>> Start Stored rows
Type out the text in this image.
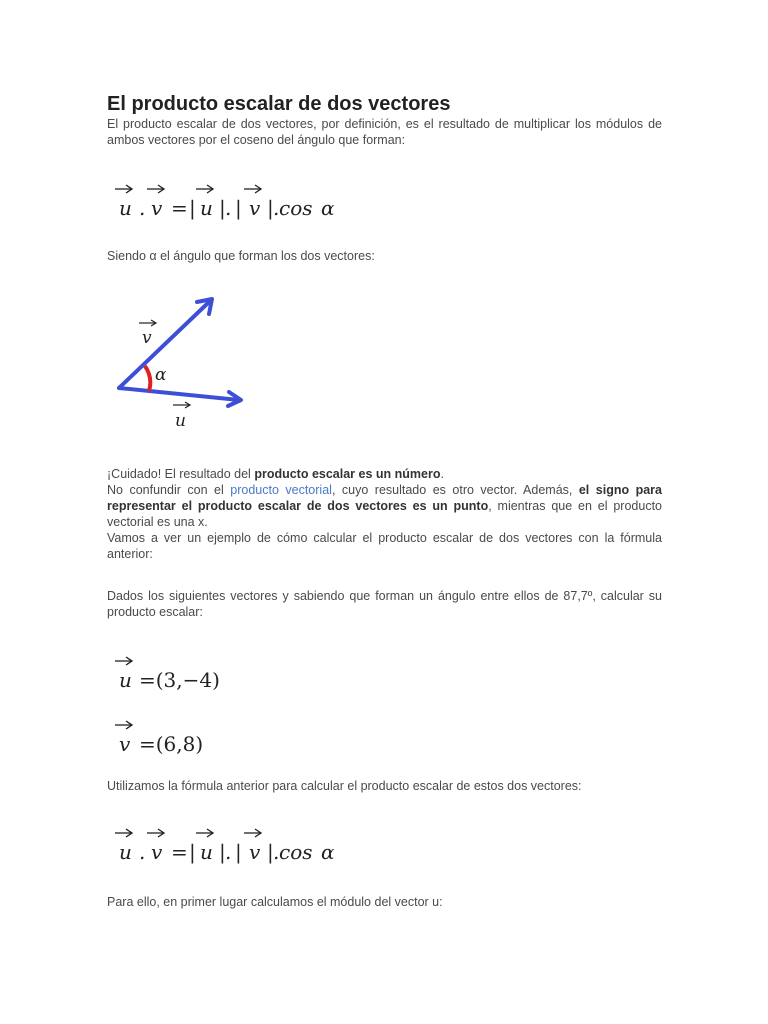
El producto escalar de dos vectores

El producto escalar de dos vectores, por definición, es el resultado de multiplicar los módulos de ambos vectores por el coseno del ángulo que forman:

u . v = | u | . | v | . cos α

Siendo α el ángulo que forman los dos vectores:

α
v
u

¡Cuidado! El resultado del producto escalar es un número.

No confundir con el producto vectorial, cuyo resultado es otro vector. Además, el signo para representar el producto escalar de dos vectores es un punto, mientras que en el producto vectorial es una x.

Vamos a ver un ejemplo de cómo calcular el producto escalar de dos vectores con la fórmula anterior:

Dados los siguientes vectores y sabiendo que forman un ángulo entre ellos de 87,7º, calcular su producto escalar:

u =(3,−4)
v =(6,8)

Utilizamos la fórmula anterior para calcular el producto escalar de estos dos vectores:

u . v = | u | . | v | . cos α

Para ello, en primer lugar calculamos el módulo del vector u:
>> End Stored rows
**Stated goal**
Show each line holding the word "fórmula".

**Result below**
Vamos a ver un ejemplo de cómo calcular el producto escalar de dos vectores con la fórmula anterior:
Utilizamos la fórmula anterior para calcular el producto escalar de estos dos vectores:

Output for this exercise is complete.